# [WHAT IS EXPECTED]
Pull every line that holds the word "snapshot" from the entries.
-- Start of DATA FOR THIS EXERCISE --
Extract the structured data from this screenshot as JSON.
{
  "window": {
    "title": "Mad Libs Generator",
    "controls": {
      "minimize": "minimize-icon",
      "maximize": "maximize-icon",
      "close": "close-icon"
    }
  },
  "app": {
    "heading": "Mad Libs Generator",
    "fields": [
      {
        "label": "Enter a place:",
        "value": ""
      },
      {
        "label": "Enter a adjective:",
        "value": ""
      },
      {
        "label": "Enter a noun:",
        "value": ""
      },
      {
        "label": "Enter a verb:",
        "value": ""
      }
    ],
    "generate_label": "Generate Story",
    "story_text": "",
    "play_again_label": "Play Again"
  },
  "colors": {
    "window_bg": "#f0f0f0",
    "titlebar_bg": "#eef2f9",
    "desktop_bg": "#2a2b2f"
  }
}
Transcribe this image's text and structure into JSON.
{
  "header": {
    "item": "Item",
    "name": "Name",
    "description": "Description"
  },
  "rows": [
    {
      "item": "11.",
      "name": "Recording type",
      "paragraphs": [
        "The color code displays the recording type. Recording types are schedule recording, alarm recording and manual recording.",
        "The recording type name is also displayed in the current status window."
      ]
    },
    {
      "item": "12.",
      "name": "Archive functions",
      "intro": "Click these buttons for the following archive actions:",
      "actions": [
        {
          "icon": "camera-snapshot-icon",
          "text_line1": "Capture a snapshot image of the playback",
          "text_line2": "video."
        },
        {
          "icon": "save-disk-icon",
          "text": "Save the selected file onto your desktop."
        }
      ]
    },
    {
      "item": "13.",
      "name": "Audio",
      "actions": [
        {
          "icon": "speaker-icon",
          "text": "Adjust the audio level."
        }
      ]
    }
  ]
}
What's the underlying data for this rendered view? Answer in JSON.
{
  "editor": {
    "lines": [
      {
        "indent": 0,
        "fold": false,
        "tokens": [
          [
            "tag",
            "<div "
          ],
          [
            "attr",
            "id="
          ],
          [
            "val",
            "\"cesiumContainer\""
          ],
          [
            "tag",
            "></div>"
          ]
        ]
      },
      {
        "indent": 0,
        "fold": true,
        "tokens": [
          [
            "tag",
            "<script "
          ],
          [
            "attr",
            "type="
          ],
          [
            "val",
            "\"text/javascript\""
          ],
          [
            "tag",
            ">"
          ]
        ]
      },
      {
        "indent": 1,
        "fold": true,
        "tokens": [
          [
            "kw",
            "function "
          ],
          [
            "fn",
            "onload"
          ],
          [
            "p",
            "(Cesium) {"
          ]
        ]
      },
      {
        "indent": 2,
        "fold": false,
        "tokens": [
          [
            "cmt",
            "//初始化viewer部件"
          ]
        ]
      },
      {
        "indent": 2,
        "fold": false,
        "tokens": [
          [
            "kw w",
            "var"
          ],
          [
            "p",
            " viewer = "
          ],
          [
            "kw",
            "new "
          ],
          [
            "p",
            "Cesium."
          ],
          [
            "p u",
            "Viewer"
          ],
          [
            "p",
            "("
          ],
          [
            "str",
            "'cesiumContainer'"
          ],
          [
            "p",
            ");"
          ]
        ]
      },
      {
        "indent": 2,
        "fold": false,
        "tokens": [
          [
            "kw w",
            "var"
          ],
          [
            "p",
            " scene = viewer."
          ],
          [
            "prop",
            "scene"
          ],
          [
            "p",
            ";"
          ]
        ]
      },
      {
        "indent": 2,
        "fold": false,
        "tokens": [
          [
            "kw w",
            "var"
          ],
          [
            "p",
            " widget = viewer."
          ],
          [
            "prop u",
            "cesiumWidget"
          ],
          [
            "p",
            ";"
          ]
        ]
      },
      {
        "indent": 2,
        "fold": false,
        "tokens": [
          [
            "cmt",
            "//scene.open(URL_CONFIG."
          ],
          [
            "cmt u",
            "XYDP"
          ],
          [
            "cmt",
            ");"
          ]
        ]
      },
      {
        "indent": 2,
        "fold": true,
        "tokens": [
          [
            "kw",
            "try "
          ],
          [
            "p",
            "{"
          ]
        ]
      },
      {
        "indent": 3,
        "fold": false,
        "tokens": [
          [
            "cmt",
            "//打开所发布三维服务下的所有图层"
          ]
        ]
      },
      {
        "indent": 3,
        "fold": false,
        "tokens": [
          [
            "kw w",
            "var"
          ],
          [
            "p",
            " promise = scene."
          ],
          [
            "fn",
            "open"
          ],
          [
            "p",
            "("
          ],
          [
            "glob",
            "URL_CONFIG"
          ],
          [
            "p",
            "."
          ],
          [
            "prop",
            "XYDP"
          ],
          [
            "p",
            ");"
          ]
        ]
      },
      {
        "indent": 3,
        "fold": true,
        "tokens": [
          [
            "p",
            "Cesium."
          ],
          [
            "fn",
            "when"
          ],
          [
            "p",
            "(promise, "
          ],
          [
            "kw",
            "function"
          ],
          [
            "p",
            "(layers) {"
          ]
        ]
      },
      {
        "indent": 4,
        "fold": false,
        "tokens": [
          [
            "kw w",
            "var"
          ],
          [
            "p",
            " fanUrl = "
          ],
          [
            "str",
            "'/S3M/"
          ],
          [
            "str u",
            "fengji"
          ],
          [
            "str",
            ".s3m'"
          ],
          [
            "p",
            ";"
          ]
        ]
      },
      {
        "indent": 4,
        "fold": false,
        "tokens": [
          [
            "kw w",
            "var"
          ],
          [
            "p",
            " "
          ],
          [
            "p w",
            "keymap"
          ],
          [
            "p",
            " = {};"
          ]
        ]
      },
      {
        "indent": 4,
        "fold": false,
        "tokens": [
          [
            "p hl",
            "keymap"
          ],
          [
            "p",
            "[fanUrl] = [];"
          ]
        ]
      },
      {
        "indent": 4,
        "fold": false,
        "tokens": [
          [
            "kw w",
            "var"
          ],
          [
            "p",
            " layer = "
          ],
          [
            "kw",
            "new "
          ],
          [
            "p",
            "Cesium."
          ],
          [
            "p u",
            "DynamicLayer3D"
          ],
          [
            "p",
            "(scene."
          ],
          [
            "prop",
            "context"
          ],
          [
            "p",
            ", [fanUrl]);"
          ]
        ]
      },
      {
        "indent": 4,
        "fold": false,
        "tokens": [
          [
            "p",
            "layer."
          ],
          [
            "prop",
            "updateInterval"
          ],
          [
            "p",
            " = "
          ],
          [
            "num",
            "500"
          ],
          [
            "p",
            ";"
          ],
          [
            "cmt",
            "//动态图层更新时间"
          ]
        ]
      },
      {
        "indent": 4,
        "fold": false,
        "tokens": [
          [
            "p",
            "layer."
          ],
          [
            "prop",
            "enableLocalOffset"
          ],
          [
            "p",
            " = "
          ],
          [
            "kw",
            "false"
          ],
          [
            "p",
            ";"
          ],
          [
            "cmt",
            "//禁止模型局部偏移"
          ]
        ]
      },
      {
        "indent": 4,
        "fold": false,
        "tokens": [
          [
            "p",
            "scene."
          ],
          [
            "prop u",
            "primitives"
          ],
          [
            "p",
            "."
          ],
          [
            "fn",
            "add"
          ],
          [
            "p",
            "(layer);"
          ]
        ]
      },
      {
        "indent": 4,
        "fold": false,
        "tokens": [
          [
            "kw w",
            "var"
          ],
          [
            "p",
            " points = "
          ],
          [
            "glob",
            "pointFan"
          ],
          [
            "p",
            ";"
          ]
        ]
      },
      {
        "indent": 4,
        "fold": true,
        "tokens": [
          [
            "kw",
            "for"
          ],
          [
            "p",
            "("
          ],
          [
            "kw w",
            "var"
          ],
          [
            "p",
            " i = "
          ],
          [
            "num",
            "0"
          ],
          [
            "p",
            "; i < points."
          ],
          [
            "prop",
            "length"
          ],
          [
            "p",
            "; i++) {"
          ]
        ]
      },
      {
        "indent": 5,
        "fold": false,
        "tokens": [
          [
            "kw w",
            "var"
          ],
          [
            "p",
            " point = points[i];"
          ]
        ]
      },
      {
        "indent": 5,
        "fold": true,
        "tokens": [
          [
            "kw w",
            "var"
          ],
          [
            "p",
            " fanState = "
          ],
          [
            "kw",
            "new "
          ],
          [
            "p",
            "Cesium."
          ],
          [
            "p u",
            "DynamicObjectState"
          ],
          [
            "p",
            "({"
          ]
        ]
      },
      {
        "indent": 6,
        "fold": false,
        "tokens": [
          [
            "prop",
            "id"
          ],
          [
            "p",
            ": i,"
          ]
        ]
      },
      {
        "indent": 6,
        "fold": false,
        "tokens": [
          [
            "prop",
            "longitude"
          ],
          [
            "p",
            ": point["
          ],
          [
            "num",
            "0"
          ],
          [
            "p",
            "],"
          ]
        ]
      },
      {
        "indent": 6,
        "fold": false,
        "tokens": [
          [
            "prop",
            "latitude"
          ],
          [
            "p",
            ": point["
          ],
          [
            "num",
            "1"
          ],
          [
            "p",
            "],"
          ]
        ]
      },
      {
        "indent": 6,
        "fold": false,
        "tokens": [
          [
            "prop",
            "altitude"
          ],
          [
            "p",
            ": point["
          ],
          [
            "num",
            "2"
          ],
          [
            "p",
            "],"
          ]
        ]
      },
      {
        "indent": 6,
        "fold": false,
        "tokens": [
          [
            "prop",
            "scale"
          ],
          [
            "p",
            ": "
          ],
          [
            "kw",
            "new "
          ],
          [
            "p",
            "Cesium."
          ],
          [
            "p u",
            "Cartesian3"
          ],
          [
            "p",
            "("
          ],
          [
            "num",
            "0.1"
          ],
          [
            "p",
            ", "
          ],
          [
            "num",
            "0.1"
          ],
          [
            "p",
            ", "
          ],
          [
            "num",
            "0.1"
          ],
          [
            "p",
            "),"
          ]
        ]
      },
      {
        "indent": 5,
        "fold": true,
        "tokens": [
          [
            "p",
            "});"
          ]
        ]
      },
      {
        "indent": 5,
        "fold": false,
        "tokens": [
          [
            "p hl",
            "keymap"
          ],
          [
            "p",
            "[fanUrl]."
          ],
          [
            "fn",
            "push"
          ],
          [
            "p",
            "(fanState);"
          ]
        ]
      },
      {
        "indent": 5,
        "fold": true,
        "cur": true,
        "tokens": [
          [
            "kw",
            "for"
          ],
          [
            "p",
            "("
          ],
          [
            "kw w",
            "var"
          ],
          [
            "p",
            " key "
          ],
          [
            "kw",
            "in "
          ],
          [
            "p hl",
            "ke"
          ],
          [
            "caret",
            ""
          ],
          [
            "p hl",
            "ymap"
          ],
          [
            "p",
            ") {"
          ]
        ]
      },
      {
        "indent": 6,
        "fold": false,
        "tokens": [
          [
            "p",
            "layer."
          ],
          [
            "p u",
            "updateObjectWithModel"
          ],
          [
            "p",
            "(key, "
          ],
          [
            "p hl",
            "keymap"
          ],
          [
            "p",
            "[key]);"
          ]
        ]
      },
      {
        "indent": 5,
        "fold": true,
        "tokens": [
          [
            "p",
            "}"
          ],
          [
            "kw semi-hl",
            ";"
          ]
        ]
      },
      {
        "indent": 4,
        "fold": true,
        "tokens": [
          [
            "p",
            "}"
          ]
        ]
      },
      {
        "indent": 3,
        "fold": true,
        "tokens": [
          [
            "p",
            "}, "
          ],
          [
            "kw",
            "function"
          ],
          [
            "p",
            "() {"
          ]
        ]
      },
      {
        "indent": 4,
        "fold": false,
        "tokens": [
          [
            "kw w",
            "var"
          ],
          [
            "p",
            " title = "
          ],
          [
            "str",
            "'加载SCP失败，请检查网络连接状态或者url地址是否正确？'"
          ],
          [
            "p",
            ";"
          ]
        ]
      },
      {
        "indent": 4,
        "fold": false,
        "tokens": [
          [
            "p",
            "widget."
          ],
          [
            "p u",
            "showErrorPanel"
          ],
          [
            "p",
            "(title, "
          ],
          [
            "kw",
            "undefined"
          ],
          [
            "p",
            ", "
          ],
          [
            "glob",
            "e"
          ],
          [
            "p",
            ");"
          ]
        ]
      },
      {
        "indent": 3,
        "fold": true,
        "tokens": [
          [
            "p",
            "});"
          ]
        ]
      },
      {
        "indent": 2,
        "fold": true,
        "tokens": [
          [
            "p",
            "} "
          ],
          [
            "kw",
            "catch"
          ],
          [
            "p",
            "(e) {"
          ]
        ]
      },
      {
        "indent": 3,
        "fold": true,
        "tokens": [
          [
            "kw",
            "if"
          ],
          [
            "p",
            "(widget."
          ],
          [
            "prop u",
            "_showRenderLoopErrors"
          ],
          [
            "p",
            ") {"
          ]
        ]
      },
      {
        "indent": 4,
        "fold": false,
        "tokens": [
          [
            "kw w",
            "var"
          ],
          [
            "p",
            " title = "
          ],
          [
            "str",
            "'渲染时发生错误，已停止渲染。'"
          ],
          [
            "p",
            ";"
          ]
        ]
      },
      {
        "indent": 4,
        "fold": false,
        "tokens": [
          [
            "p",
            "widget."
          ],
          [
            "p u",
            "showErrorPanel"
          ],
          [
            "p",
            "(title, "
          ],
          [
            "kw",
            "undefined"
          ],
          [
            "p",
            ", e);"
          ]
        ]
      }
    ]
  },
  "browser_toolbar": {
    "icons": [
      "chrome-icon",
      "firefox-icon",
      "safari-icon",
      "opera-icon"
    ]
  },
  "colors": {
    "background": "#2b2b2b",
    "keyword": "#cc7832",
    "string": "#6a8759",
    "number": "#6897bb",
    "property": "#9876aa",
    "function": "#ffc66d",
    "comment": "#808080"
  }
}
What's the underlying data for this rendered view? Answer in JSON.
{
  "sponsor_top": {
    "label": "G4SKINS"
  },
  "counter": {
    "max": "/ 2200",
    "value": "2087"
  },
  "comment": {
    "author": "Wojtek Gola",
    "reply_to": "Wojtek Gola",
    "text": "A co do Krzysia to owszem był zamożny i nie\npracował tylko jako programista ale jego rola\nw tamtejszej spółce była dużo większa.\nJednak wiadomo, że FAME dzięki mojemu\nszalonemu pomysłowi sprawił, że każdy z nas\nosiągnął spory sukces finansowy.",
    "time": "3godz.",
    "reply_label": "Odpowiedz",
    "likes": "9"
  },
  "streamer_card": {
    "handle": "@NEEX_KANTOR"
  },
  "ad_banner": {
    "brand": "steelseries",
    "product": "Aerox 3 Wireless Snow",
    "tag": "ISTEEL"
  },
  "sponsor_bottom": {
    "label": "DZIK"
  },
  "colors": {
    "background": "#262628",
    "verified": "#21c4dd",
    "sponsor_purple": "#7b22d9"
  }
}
-- End of DATA FOR THIS EXERCISE --
# [CORRECT RESPONSE]
          "icon": "camera-snapshot-icon",
          "text_line1": "Capture a snapshot image of the playback",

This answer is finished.